__Given request__:
Give the number of lines holding the string "coordinate" and nothing more.
▬▬▬
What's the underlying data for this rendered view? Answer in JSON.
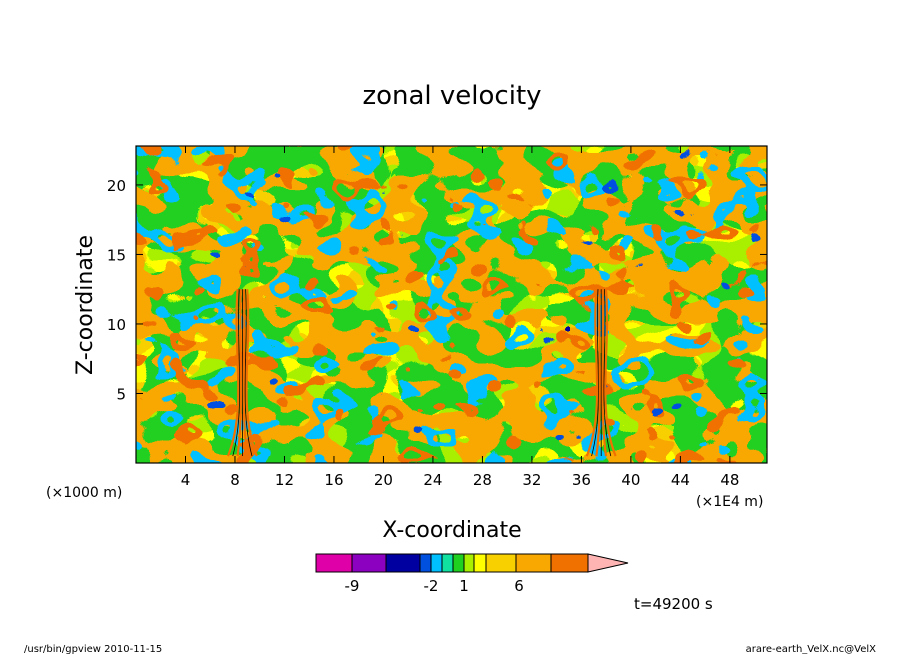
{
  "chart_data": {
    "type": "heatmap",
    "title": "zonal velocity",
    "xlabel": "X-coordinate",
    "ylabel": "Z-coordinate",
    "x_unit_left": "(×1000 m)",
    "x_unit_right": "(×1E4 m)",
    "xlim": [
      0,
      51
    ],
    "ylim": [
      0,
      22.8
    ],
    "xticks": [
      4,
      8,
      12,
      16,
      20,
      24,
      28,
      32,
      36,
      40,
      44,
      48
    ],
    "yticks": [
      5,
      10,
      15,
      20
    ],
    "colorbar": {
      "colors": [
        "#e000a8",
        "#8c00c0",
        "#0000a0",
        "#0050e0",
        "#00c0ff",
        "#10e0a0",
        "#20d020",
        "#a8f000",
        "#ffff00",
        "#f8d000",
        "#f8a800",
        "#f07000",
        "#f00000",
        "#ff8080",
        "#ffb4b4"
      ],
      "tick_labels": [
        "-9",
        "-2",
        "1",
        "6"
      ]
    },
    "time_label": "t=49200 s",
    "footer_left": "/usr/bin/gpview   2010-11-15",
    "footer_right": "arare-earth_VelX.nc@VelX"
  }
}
▬▬▬
__Result of the exercise__:
2